▸ WHAT YOU NEED TO DO: Write out every line of the material exactly as it appears.

▸ LISTED RECORDS:
>> Begin
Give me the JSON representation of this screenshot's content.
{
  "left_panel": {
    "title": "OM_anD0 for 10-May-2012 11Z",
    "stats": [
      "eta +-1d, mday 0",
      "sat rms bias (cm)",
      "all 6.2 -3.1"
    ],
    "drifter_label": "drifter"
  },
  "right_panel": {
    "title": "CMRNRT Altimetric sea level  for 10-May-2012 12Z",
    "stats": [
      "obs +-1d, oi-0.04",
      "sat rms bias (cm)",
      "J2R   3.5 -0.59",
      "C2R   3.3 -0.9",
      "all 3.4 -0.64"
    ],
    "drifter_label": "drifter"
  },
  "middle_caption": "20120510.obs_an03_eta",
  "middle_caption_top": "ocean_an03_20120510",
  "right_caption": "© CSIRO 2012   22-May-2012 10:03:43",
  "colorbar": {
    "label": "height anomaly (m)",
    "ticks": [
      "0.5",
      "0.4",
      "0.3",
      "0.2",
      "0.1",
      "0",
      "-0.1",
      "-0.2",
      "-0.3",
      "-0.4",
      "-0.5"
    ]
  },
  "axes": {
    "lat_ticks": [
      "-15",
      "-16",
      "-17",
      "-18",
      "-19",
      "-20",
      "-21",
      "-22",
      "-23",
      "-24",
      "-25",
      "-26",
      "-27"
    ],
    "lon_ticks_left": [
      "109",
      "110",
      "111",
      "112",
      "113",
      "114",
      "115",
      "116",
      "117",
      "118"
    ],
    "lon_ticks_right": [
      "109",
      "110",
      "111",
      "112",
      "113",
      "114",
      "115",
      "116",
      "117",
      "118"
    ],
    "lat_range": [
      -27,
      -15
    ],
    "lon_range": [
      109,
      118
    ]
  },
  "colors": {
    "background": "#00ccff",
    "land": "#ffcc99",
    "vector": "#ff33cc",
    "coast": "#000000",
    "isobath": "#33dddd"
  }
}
>> End
▸ WRITTEN REPLY:
Give me the JSON representation of this screenshot's content.
{
  "left_panel": {
    "title": "OM_anD0 for 10-May-2012 11Z",
    "stats": [
      "eta +-1d, mday 0",
      "sat rms bias (cm)",
      "all 6.2 -3.1"
    ],
    "drifter_label": "drifter"
  },
  "right_panel": {
    "title": "CMRNRT Altimetric sea level  for 10-May-2012 12Z",
    "stats": [
      "obs +-1d, oi-0.04",
      "sat rms bias (cm)",
      "J2R   3.5 -0.59",
      "C2R   3.3 -0.9",
      "all 3.4 -0.64"
    ],
    "drifter_label": "drifter"
  },
  "middle_caption": "20120510.obs_an03_eta",
  "middle_caption_top": "ocean_an03_20120510",
  "right_caption": "© CSIRO 2012   22-May-2012 10:03:43",
  "colorbar": {
    "label": "height anomaly (m)",
    "ticks": [
      "0.5",
      "0.4",
      "0.3",
      "0.2",
      "0.1",
      "0",
      "-0.1",
      "-0.2",
      "-0.3",
      "-0.4",
      "-0.5"
    ]
  },
  "axes": {
    "lat_ticks": [
      "-15",
      "-16",
      "-17",
      "-18",
      "-19",
      "-20",
      "-21",
      "-22",
      "-23",
      "-24",
      "-25",
      "-26",
      "-27"
    ],
    "lon_ticks_left": [
      "109",
      "110",
      "111",
      "112",
      "113",
      "114",
      "115",
      "116",
      "117",
      "118"
    ],
    "lon_ticks_right": [
      "109",
      "110",
      "111",
      "112",
      "113",
      "114",
      "115",
      "116",
      "117",
      "118"
    ],
    "lat_range": [
      -27,
      -15
    ],
    "lon_range": [
      109,
      118
    ]
  },
  "colors": {
    "background": "#00ccff",
    "land": "#ffcc99",
    "vector": "#ff33cc",
    "coast": "#000000",
    "isobath": "#33dddd"
  }
}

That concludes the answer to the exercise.